EXERCISE PROMPT:
Quote the full listing word for word.

^^^^^^^^

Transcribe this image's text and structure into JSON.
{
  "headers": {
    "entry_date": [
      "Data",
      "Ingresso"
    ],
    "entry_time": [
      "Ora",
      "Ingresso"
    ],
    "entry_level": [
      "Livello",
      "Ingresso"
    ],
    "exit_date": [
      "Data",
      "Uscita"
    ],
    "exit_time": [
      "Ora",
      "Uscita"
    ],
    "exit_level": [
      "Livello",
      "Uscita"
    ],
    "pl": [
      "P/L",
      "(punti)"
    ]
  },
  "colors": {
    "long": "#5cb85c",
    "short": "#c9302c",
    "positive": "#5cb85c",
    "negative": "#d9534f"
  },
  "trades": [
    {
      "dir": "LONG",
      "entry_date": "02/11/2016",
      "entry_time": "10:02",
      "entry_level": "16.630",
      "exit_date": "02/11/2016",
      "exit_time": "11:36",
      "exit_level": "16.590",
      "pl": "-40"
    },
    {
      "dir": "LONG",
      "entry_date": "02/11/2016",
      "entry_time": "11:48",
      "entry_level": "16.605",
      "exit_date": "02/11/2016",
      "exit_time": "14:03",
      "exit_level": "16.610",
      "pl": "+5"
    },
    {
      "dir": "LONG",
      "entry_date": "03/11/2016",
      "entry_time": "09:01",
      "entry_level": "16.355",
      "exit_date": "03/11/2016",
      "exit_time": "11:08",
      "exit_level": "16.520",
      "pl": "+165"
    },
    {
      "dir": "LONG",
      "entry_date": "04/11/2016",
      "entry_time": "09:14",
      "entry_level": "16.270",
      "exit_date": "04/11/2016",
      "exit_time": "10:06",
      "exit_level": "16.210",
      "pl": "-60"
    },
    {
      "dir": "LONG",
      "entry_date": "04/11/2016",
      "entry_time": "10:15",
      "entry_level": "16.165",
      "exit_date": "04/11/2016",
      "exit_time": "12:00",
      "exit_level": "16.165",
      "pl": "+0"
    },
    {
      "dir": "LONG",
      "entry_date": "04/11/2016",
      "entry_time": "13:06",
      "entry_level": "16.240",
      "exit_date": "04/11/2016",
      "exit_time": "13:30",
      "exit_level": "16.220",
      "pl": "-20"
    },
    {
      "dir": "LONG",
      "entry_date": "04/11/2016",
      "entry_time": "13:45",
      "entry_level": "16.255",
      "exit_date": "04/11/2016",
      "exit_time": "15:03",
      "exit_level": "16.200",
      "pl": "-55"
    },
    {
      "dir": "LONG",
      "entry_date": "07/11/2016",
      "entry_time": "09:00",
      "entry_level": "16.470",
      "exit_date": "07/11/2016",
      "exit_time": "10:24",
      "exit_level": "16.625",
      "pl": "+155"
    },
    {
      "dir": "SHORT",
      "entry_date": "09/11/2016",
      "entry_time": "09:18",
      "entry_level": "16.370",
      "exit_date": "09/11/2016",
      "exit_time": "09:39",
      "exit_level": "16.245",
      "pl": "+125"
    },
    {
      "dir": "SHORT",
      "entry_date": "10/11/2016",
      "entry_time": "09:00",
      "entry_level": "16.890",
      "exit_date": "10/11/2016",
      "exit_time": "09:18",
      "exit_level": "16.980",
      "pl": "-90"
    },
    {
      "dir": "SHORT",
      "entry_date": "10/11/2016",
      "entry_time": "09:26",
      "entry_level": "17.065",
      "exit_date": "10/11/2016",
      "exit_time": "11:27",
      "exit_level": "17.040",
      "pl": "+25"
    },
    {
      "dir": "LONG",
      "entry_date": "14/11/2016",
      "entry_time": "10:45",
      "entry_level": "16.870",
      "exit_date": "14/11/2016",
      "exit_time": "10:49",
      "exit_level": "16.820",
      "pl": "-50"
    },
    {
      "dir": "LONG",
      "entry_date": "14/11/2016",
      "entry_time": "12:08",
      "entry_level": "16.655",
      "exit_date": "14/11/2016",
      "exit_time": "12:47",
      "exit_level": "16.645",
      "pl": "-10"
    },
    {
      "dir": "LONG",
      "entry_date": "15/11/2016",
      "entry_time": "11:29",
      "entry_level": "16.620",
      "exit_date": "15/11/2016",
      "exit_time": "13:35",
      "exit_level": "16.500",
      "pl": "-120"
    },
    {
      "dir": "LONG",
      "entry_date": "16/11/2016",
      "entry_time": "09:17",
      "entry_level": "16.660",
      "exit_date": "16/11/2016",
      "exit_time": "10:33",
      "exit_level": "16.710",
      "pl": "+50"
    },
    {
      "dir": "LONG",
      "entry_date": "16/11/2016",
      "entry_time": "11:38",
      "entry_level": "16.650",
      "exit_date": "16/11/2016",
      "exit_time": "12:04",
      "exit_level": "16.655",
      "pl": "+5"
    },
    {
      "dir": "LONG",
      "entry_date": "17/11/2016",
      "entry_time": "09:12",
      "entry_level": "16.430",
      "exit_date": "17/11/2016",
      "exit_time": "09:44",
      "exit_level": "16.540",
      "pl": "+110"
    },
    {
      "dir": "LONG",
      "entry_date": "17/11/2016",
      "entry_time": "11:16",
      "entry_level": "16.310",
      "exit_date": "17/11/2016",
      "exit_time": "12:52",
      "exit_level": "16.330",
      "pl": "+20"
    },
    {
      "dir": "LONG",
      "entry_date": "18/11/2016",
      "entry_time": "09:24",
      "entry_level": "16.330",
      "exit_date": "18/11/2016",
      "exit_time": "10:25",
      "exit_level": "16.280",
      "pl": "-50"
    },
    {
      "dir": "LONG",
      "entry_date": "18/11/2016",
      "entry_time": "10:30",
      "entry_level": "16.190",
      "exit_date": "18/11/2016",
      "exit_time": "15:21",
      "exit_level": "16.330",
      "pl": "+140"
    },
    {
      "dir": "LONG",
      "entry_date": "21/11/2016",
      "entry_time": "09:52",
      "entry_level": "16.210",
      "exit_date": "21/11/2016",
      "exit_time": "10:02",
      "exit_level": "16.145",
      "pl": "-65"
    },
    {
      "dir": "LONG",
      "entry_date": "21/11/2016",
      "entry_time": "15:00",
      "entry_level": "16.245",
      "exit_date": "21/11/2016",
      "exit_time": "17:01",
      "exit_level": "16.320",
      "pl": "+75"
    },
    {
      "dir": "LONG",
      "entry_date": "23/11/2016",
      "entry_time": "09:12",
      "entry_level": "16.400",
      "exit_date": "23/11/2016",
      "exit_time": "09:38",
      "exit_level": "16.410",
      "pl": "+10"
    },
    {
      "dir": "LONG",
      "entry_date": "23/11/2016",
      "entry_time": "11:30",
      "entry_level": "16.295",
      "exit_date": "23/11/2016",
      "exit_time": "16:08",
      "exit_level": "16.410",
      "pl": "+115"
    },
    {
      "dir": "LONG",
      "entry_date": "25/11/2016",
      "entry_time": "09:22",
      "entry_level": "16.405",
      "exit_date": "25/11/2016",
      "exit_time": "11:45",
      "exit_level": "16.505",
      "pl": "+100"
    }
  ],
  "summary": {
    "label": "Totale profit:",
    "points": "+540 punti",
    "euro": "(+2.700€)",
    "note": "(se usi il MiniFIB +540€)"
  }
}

^^^^^^^^

WRITTEN SOLUTION:
Transcribe this image's text and structure into JSON.
{
  "headers": {
    "entry_date": [
      "Data",
      "Ingresso"
    ],
    "entry_time": [
      "Ora",
      "Ingresso"
    ],
    "entry_level": [
      "Livello",
      "Ingresso"
    ],
    "exit_date": [
      "Data",
      "Uscita"
    ],
    "exit_time": [
      "Ora",
      "Uscita"
    ],
    "exit_level": [
      "Livello",
      "Uscita"
    ],
    "pl": [
      "P/L",
      "(punti)"
    ]
  },
  "colors": {
    "long": "#5cb85c",
    "short": "#c9302c",
    "positive": "#5cb85c",
    "negative": "#d9534f"
  },
  "trades": [
    {
      "dir": "LONG",
      "entry_date": "02/11/2016",
      "entry_time": "10:02",
      "entry_level": "16.630",
      "exit_date": "02/11/2016",
      "exit_time": "11:36",
      "exit_level": "16.590",
      "pl": "-40"
    },
    {
      "dir": "LONG",
      "entry_date": "02/11/2016",
      "entry_time": "11:48",
      "entry_level": "16.605",
      "exit_date": "02/11/2016",
      "exit_time": "14:03",
      "exit_level": "16.610",
      "pl": "+5"
    },
    {
      "dir": "LONG",
      "entry_date": "03/11/2016",
      "entry_time": "09:01",
      "entry_level": "16.355",
      "exit_date": "03/11/2016",
      "exit_time": "11:08",
      "exit_level": "16.520",
      "pl": "+165"
    },
    {
      "dir": "LONG",
      "entry_date": "04/11/2016",
      "entry_time": "09:14",
      "entry_level": "16.270",
      "exit_date": "04/11/2016",
      "exit_time": "10:06",
      "exit_level": "16.210",
      "pl": "-60"
    },
    {
      "dir": "LONG",
      "entry_date": "04/11/2016",
      "entry_time": "10:15",
      "entry_level": "16.165",
      "exit_date": "04/11/2016",
      "exit_time": "12:00",
      "exit_level": "16.165",
      "pl": "+0"
    },
    {
      "dir": "LONG",
      "entry_date": "04/11/2016",
      "entry_time": "13:06",
      "entry_level": "16.240",
      "exit_date": "04/11/2016",
      "exit_time": "13:30",
      "exit_level": "16.220",
      "pl": "-20"
    },
    {
      "dir": "LONG",
      "entry_date": "04/11/2016",
      "entry_time": "13:45",
      "entry_level": "16.255",
      "exit_date": "04/11/2016",
      "exit_time": "15:03",
      "exit_level": "16.200",
      "pl": "-55"
    },
    {
      "dir": "LONG",
      "entry_date": "07/11/2016",
      "entry_time": "09:00",
      "entry_level": "16.470",
      "exit_date": "07/11/2016",
      "exit_time": "10:24",
      "exit_level": "16.625",
      "pl": "+155"
    },
    {
      "dir": "SHORT",
      "entry_date": "09/11/2016",
      "entry_time": "09:18",
      "entry_level": "16.370",
      "exit_date": "09/11/2016",
      "exit_time": "09:39",
      "exit_level": "16.245",
      "pl": "+125"
    },
    {
      "dir": "SHORT",
      "entry_date": "10/11/2016",
      "entry_time": "09:00",
      "entry_level": "16.890",
      "exit_date": "10/11/2016",
      "exit_time": "09:18",
      "exit_level": "16.980",
      "pl": "-90"
    },
    {
      "dir": "SHORT",
      "entry_date": "10/11/2016",
      "entry_time": "09:26",
      "entry_level": "17.065",
      "exit_date": "10/11/2016",
      "exit_time": "11:27",
      "exit_level": "17.040",
      "pl": "+25"
    },
    {
      "dir": "LONG",
      "entry_date": "14/11/2016",
      "entry_time": "10:45",
      "entry_level": "16.870",
      "exit_date": "14/11/2016",
      "exit_time": "10:49",
      "exit_level": "16.820",
      "pl": "-50"
    },
    {
      "dir": "LONG",
      "entry_date": "14/11/2016",
      "entry_time": "12:08",
      "entry_level": "16.655",
      "exit_date": "14/11/2016",
      "exit_time": "12:47",
      "exit_level": "16.645",
      "pl": "-10"
    },
    {
      "dir": "LONG",
      "entry_date": "15/11/2016",
      "entry_time": "11:29",
      "entry_level": "16.620",
      "exit_date": "15/11/2016",
      "exit_time": "13:35",
      "exit_level": "16.500",
      "pl": "-120"
    },
    {
      "dir": "LONG",
      "entry_date": "16/11/2016",
      "entry_time": "09:17",
      "entry_level": "16.660",
      "exit_date": "16/11/2016",
      "exit_time": "10:33",
      "exit_level": "16.710",
      "pl": "+50"
    },
    {
      "dir": "LONG",
      "entry_date": "16/11/2016",
      "entry_time": "11:38",
      "entry_level": "16.650",
      "exit_date": "16/11/2016",
      "exit_time": "12:04",
      "exit_level": "16.655",
      "pl": "+5"
    },
    {
      "dir": "LONG",
      "entry_date": "17/11/2016",
      "entry_time": "09:12",
      "entry_level": "16.430",
      "exit_date": "17/11/2016",
      "exit_time": "09:44",
      "exit_level": "16.540",
      "pl": "+110"
    },
    {
      "dir": "LONG",
      "entry_date": "17/11/2016",
      "entry_time": "11:16",
      "entry_level": "16.310",
      "exit_date": "17/11/2016",
      "exit_time": "12:52",
      "exit_level": "16.330",
      "pl": "+20"
    },
    {
      "dir": "LONG",
      "entry_date": "18/11/2016",
      "entry_time": "09:24",
      "entry_level": "16.330",
      "exit_date": "18/11/2016",
      "exit_time": "10:25",
      "exit_level": "16.280",
      "pl": "-50"
    },
    {
      "dir": "LONG",
      "entry_date": "18/11/2016",
      "entry_time": "10:30",
      "entry_level": "16.190",
      "exit_date": "18/11/2016",
      "exit_time": "15:21",
      "exit_level": "16.330",
      "pl": "+140"
    },
    {
      "dir": "LONG",
      "entry_date": "21/11/2016",
      "entry_time": "09:52",
      "entry_level": "16.210",
      "exit_date": "21/11/2016",
      "exit_time": "10:02",
      "exit_level": "16.145",
      "pl": "-65"
    },
    {
      "dir": "LONG",
      "entry_date": "21/11/2016",
      "entry_time": "15:00",
      "entry_level": "16.245",
      "exit_date": "21/11/2016",
      "exit_time": "17:01",
      "exit_level": "16.320",
      "pl": "+75"
    },
    {
      "dir": "LONG",
      "entry_date": "23/11/2016",
      "entry_time": "09:12",
      "entry_level": "16.400",
      "exit_date": "23/11/2016",
      "exit_time": "09:38",
      "exit_level": "16.410",
      "pl": "+10"
    },
    {
      "dir": "LONG",
      "entry_date": "23/11/2016",
      "entry_time": "11:30",
      "entry_level": "16.295",
      "exit_date": "23/11/2016",
      "exit_time": "16:08",
      "exit_level": "16.410",
      "pl": "+115"
    },
    {
      "dir": "LONG",
      "entry_date": "25/11/2016",
      "entry_time": "09:22",
      "entry_level": "16.405",
      "exit_date": "25/11/2016",
      "exit_time": "11:45",
      "exit_level": "16.505",
      "pl": "+100"
    }
  ],
  "summary": {
    "label": "Totale profit:",
    "points": "+540 punti",
    "euro": "(+2.700€)",
    "note": "(se usi il MiniFIB +540€)"
  }
}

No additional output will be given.